- [Exercise aim]
Write out all records as given; omit images.

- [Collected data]
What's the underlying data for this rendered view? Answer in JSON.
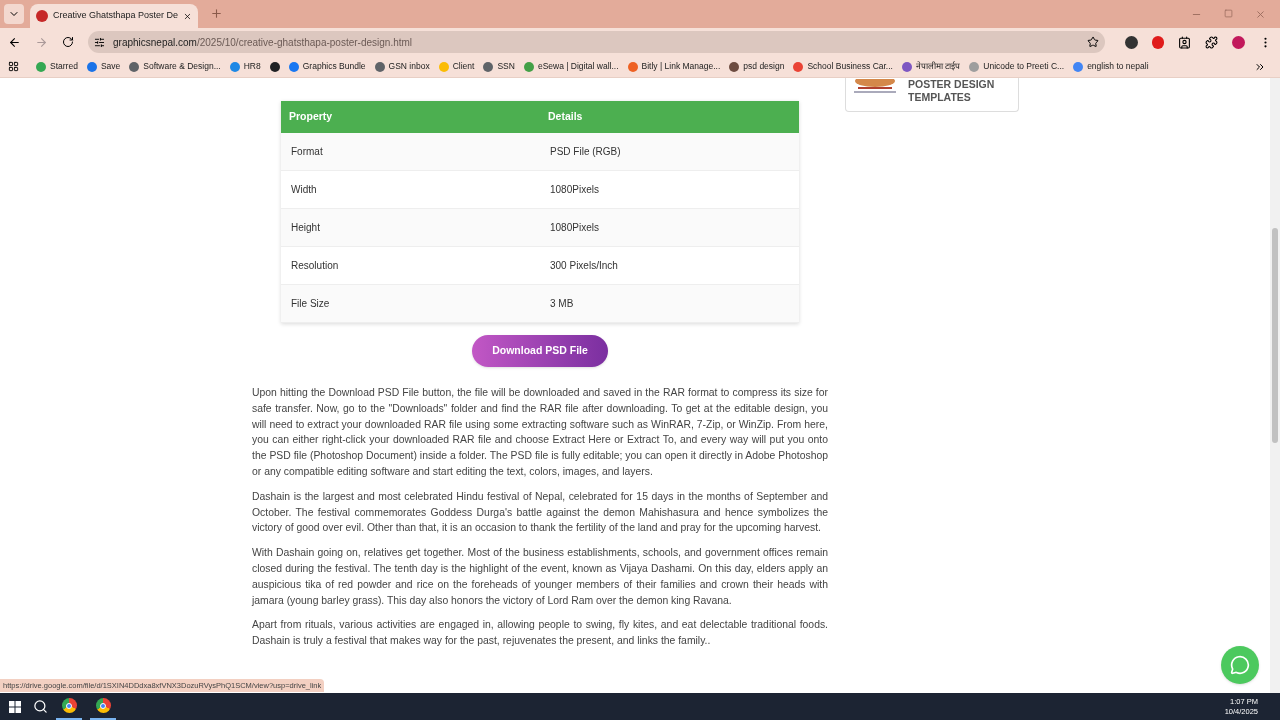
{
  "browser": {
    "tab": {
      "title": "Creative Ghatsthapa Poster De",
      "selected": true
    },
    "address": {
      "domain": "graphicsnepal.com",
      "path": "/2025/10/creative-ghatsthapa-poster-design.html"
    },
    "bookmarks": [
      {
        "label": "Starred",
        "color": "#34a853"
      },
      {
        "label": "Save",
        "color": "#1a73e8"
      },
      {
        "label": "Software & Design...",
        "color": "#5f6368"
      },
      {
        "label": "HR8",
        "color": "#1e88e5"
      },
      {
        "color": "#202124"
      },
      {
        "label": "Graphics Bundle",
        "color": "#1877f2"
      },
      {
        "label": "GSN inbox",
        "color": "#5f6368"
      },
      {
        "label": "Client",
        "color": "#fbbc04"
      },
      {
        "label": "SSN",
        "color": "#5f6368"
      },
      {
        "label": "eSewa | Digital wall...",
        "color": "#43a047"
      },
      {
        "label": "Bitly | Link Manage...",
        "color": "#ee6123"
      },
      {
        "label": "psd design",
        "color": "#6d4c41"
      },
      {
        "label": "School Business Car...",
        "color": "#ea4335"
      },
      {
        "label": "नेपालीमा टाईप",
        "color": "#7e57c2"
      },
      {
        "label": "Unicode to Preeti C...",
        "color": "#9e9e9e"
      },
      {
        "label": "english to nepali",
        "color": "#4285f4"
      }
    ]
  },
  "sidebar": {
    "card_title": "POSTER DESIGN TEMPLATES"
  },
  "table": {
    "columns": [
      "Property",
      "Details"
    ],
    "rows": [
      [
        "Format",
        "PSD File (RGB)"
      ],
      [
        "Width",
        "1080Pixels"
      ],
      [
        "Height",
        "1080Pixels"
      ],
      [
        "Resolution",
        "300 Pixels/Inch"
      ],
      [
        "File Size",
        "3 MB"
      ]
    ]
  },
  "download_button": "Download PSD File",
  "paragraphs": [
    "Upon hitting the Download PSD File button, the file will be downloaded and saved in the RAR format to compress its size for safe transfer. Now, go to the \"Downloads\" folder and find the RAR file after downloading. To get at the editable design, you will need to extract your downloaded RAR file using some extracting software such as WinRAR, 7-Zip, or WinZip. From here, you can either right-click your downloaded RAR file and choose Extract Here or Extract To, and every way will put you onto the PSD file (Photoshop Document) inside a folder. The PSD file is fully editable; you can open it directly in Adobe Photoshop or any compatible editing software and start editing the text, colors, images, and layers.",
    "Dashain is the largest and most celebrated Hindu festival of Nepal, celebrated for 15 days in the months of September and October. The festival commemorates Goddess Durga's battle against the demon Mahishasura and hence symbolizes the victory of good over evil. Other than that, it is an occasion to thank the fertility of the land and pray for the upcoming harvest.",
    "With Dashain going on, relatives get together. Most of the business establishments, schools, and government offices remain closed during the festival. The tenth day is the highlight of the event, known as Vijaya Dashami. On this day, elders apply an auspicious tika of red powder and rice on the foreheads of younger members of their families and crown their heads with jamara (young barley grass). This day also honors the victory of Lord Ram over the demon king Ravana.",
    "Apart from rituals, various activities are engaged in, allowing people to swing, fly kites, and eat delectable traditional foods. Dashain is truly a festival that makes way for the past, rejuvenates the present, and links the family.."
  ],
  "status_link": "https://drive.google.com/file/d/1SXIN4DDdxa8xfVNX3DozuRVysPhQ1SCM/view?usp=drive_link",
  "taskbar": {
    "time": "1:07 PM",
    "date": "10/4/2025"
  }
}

- [Full response]
What's the underlying data for this rendered view? Answer in JSON.
{
  "browser": {
    "tab": {
      "title": "Creative Ghatsthapa Poster De",
      "selected": true
    },
    "address": {
      "domain": "graphicsnepal.com",
      "path": "/2025/10/creative-ghatsthapa-poster-design.html"
    },
    "bookmarks": [
      {
        "label": "Starred",
        "color": "#34a853"
      },
      {
        "label": "Save",
        "color": "#1a73e8"
      },
      {
        "label": "Software & Design...",
        "color": "#5f6368"
      },
      {
        "label": "HR8",
        "color": "#1e88e5"
      },
      {
        "color": "#202124"
      },
      {
        "label": "Graphics Bundle",
        "color": "#1877f2"
      },
      {
        "label": "GSN inbox",
        "color": "#5f6368"
      },
      {
        "label": "Client",
        "color": "#fbbc04"
      },
      {
        "label": "SSN",
        "color": "#5f6368"
      },
      {
        "label": "eSewa | Digital wall...",
        "color": "#43a047"
      },
      {
        "label": "Bitly | Link Manage...",
        "color": "#ee6123"
      },
      {
        "label": "psd design",
        "color": "#6d4c41"
      },
      {
        "label": "School Business Car...",
        "color": "#ea4335"
      },
      {
        "label": "नेपालीमा टाईप",
        "color": "#7e57c2"
      },
      {
        "label": "Unicode to Preeti C...",
        "color": "#9e9e9e"
      },
      {
        "label": "english to nepali",
        "color": "#4285f4"
      }
    ]
  },
  "sidebar": {
    "card_title": "POSTER DESIGN TEMPLATES"
  },
  "table": {
    "columns": [
      "Property",
      "Details"
    ],
    "rows": [
      [
        "Format",
        "PSD File (RGB)"
      ],
      [
        "Width",
        "1080Pixels"
      ],
      [
        "Height",
        "1080Pixels"
      ],
      [
        "Resolution",
        "300 Pixels/Inch"
      ],
      [
        "File Size",
        "3 MB"
      ]
    ]
  },
  "download_button": "Download PSD File",
  "paragraphs": [
    "Upon hitting the Download PSD File button, the file will be downloaded and saved in the RAR format to compress its size for safe transfer. Now, go to the \"Downloads\" folder and find the RAR file after downloading. To get at the editable design, you will need to extract your downloaded RAR file using some extracting software such as WinRAR, 7-Zip, or WinZip. From here, you can either right-click your downloaded RAR file and choose Extract Here or Extract To, and every way will put you onto the PSD file (Photoshop Document) inside a folder. The PSD file is fully editable; you can open it directly in Adobe Photoshop or any compatible editing software and start editing the text, colors, images, and layers.",
    "Dashain is the largest and most celebrated Hindu festival of Nepal, celebrated for 15 days in the months of September and October. The festival commemorates Goddess Durga's battle against the demon Mahishasura and hence symbolizes the victory of good over evil. Other than that, it is an occasion to thank the fertility of the land and pray for the upcoming harvest.",
    "With Dashain going on, relatives get together. Most of the business establishments, schools, and government offices remain closed during the festival. The tenth day is the highlight of the event, known as Vijaya Dashami. On this day, elders apply an auspicious tika of red powder and rice on the foreheads of younger members of their families and crown their heads with jamara (young barley grass). This day also honors the victory of Lord Ram over the demon king Ravana.",
    "Apart from rituals, various activities are engaged in, allowing people to swing, fly kites, and eat delectable traditional foods. Dashain is truly a festival that makes way for the past, rejuvenates the present, and links the family.."
  ],
  "status_link": "https://drive.google.com/file/d/1SXIN4DDdxa8xfVNX3DozuRVysPhQ1SCM/view?usp=drive_link",
  "taskbar": {
    "time": "1:07 PM",
    "date": "10/4/2025"
  }
}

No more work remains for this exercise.